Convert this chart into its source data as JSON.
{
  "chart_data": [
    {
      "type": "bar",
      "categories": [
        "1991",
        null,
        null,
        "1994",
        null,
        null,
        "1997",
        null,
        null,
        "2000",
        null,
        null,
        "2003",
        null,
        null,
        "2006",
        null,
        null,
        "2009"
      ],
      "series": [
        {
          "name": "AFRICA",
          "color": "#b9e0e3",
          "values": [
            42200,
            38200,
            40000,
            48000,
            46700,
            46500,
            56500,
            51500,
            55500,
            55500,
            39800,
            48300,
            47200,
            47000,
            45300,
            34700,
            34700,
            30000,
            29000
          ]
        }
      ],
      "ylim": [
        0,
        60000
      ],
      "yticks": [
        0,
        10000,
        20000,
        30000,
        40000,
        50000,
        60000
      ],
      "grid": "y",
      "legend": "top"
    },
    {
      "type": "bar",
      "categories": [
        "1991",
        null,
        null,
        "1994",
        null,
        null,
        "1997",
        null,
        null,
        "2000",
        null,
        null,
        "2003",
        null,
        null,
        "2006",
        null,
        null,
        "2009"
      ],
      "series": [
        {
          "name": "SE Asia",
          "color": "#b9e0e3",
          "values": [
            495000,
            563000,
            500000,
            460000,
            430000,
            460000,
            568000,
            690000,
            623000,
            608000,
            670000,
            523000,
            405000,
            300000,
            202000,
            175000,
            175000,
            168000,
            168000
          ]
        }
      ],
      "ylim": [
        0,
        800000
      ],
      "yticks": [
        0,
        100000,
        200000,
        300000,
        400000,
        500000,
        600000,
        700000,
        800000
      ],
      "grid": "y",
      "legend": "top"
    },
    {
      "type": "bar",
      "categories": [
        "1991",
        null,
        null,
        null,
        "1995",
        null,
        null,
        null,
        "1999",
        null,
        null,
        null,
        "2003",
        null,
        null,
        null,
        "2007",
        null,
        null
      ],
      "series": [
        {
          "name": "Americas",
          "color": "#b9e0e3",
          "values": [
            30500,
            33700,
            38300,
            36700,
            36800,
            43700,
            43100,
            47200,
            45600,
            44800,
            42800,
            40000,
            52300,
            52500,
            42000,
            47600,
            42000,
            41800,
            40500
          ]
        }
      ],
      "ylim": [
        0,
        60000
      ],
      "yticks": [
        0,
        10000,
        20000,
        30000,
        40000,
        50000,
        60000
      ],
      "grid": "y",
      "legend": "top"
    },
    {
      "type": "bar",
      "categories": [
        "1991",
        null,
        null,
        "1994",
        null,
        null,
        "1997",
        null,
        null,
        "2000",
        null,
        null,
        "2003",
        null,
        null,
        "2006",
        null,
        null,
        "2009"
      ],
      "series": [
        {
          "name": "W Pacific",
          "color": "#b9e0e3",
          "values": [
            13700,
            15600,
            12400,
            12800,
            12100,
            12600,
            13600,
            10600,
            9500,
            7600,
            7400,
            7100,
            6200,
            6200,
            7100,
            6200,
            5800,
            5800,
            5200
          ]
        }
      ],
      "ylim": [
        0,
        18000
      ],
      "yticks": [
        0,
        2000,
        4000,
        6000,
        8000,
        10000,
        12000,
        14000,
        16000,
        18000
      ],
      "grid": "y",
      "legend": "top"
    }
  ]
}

══════════════════════════════

**TASK DIRECTIONS:** Each line of the material above must be retyped precisely.

**FULL RESPONSE:**
Convert this chart into its source data as JSON.
{
  "chart_data": [
    {
      "type": "bar",
      "categories": [
        "1991",
        null,
        null,
        "1994",
        null,
        null,
        "1997",
        null,
        null,
        "2000",
        null,
        null,
        "2003",
        null,
        null,
        "2006",
        null,
        null,
        "2009"
      ],
      "series": [
        {
          "name": "AFRICA",
          "color": "#b9e0e3",
          "values": [
            42200,
            38200,
            40000,
            48000,
            46700,
            46500,
            56500,
            51500,
            55500,
            55500,
            39800,
            48300,
            47200,
            47000,
            45300,
            34700,
            34700,
            30000,
            29000
          ]
        }
      ],
      "ylim": [
        0,
        60000
      ],
      "yticks": [
        0,
        10000,
        20000,
        30000,
        40000,
        50000,
        60000
      ],
      "grid": "y",
      "legend": "top"
    },
    {
      "type": "bar",
      "categories": [
        "1991",
        null,
        null,
        "1994",
        null,
        null,
        "1997",
        null,
        null,
        "2000",
        null,
        null,
        "2003",
        null,
        null,
        "2006",
        null,
        null,
        "2009"
      ],
      "series": [
        {
          "name": "SE Asia",
          "color": "#b9e0e3",
          "values": [
            495000,
            563000,
            500000,
            460000,
            430000,
            460000,
            568000,
            690000,
            623000,
            608000,
            670000,
            523000,
            405000,
            300000,
            202000,
            175000,
            175000,
            168000,
            168000
          ]
        }
      ],
      "ylim": [
        0,
        800000
      ],
      "yticks": [
        0,
        100000,
        200000,
        300000,
        400000,
        500000,
        600000,
        700000,
        800000
      ],
      "grid": "y",
      "legend": "top"
    },
    {
      "type": "bar",
      "categories": [
        "1991",
        null,
        null,
        null,
        "1995",
        null,
        null,
        null,
        "1999",
        null,
        null,
        null,
        "2003",
        null,
        null,
        null,
        "2007",
        null,
        null
      ],
      "series": [
        {
          "name": "Americas",
          "color": "#b9e0e3",
          "values": [
            30500,
            33700,
            38300,
            36700,
            36800,
            43700,
            43100,
            47200,
            45600,
            44800,
            42800,
            40000,
            52300,
            52500,
            42000,
            47600,
            42000,
            41800,
            40500
          ]
        }
      ],
      "ylim": [
        0,
        60000
      ],
      "yticks": [
        0,
        10000,
        20000,
        30000,
        40000,
        50000,
        60000
      ],
      "grid": "y",
      "legend": "top"
    },
    {
      "type": "bar",
      "categories": [
        "1991",
        null,
        null,
        "1994",
        null,
        null,
        "1997",
        null,
        null,
        "2000",
        null,
        null,
        "2003",
        null,
        null,
        "2006",
        null,
        null,
        "2009"
      ],
      "series": [
        {
          "name": "W Pacific",
          "color": "#b9e0e3",
          "values": [
            13700,
            15600,
            12400,
            12800,
            12100,
            12600,
            13600,
            10600,
            9500,
            7600,
            7400,
            7100,
            6200,
            6200,
            7100,
            6200,
            5800,
            5800,
            5200
          ]
        }
      ],
      "ylim": [
        0,
        18000
      ],
      "yticks": [
        0,
        2000,
        4000,
        6000,
        8000,
        10000,
        12000,
        14000,
        16000,
        18000
      ],
      "grid": "y",
      "legend": "top"
    }
  ]
}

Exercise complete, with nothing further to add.